[Stated goal]
Print the entries in full, word for word, but not the pictures.

[Supplied information]
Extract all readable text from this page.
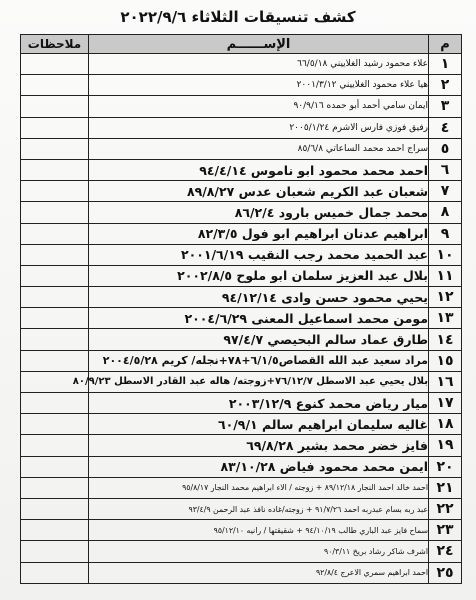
كشف تنسيقات الثلاثاء ٢٠٢٢/٩/٦
م	الإســــــم	ملاحظات
١	علاء محمود رشيد الغلاييني ٦٦/٥/١٨	
٢	هيا علاء محمود الغلاييني ٢٠٠١/٣/١٢	
٣	ايمان سامي أحمد أبو حمده ٩٠/٩/١٦	
٤	رفيق فوزي فارس الاشرم ٢٠٠٥/١/٢٤	
٥	سراج احمد محمد الساعاتي ٨٥/٦/٨	
٦	احمد محمد محمود ابو ناموس ٩٤/٤/١٤	
٧	شعبان عبد الكريم شعبان عدس ٨٩/٨/٢٧	
٨	محمد جمال خميس بارود ٨٦/٢/٤	
٩	ابراهيم عدنان ابراهيم ابو فول ٨٢/٣/٥	
١٠	عبد الحميد محمد رجب النقيب ٢٠٠١/٦/١٩	
١١	بلال عبد العزيز سلمان ابو ملوح ٢٠٠٢/٨/٥	
١٢	يحيي محمود حسن وادى ٩٤/١٢/١٤	
١٣	مومن محمد اسماعيل المعنى ٢٠٠٤/٦/٢٩	
١٤	طارق عماد سالم البحيصي ٩٧/٤/٧	
١٥	مراد سعيد عبد الله القصاص٦/١/٥+٧٨+نجله/ كريم ٢٠٠٤/٥/٢٨	
١٦	بلال يحيي عبد الاسطل ٧٦/١٢/٧+زوجته/ هاله عبد القادر الاسطل ٨٠/٩/٢٣	
١٧	ميار رياض محمد كنوع ٢٠٠٣/١٢/٩	
١٨	غاليه سليمان ابراهيم سالم ٦٠/٩/١	
١٩	فايز خضر محمد بشير ٦٩/٨/٢٨	
٢٠	ايمن محمد محمود فياض ٨٣/١٠/٢٨	
٢١	احمد خالد احمد النجار ٨٩/١٢/١٨ + زوجته / الاء ابراهيم محمد النجار ٩٥/٨/١٧	
٢٢	عبد ربه بسام عبدربه احمد ٩١/٧/٢٦ + زوجته/غاده نافذ عبد الرحمن ٩٣/٤/٩	
٢٣	سماح فايز عبد الباري طالب ٩٤/١٠/١٩ + شقيقتها / رانيه ٩٥/١٢/١٠	
٢٤	اشرف شاكر رشاد بريخ ٩٠/٣/١١	
٢٥	احمد ابراهيم سمري الاعرج ٩٢/٨/٤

[Written answer]
Extract all readable text from this page.
كشف تنسيقات الثلاثاء ٢٠٢٢/٩/٦
م	الإســــــم	ملاحظات
١	علاء محمود رشيد الغلاييني ٦٦/٥/١٨	
٢	هيا علاء محمود الغلاييني ٢٠٠١/٣/١٢	
٣	ايمان سامي أحمد أبو حمده ٩٠/٩/١٦	
٤	رفيق فوزي فارس الاشرم ٢٠٠٥/١/٢٤	
٥	سراج احمد محمد الساعاتي ٨٥/٦/٨	
٦	احمد محمد محمود ابو ناموس ٩٤/٤/١٤	
٧	شعبان عبد الكريم شعبان عدس ٨٩/٨/٢٧	
٨	محمد جمال خميس بارود ٨٦/٢/٤	
٩	ابراهيم عدنان ابراهيم ابو فول ٨٢/٣/٥	
١٠	عبد الحميد محمد رجب النقيب ٢٠٠١/٦/١٩	
١١	بلال عبد العزيز سلمان ابو ملوح ٢٠٠٢/٨/٥	
١٢	يحيي محمود حسن وادى ٩٤/١٢/١٤	
١٣	مومن محمد اسماعيل المعنى ٢٠٠٤/٦/٢٩	
١٤	طارق عماد سالم البحيصي ٩٧/٤/٧	
١٥	مراد سعيد عبد الله القصاص٦/١/٥+٧٨+نجله/ كريم ٢٠٠٤/٥/٢٨	
١٦	بلال يحيي عبد الاسطل ٧٦/١٢/٧+زوجته/ هاله عبد القادر الاسطل ٨٠/٩/٢٣	
١٧	ميار رياض محمد كنوع ٢٠٠٣/١٢/٩	
١٨	غاليه سليمان ابراهيم سالم ٦٠/٩/١	
١٩	فايز خضر محمد بشير ٦٩/٨/٢٨	
٢٠	ايمن محمد محمود فياض ٨٣/١٠/٢٨	
٢١	احمد خالد احمد النجار ٨٩/١٢/١٨ + زوجته / الاء ابراهيم محمد النجار ٩٥/٨/١٧	
٢٢	عبد ربه بسام عبدربه احمد ٩١/٧/٢٦ + زوجته/غاده نافذ عبد الرحمن ٩٣/٤/٩	
٢٣	سماح فايز عبد الباري طالب ٩٤/١٠/١٩ + شقيقتها / رانيه ٩٥/١٢/١٠	
٢٤	اشرف شاكر رشاد بريخ ٩٠/٣/١١	
٢٥	احمد ابراهيم سمري الاعرج ٩٢/٨/٤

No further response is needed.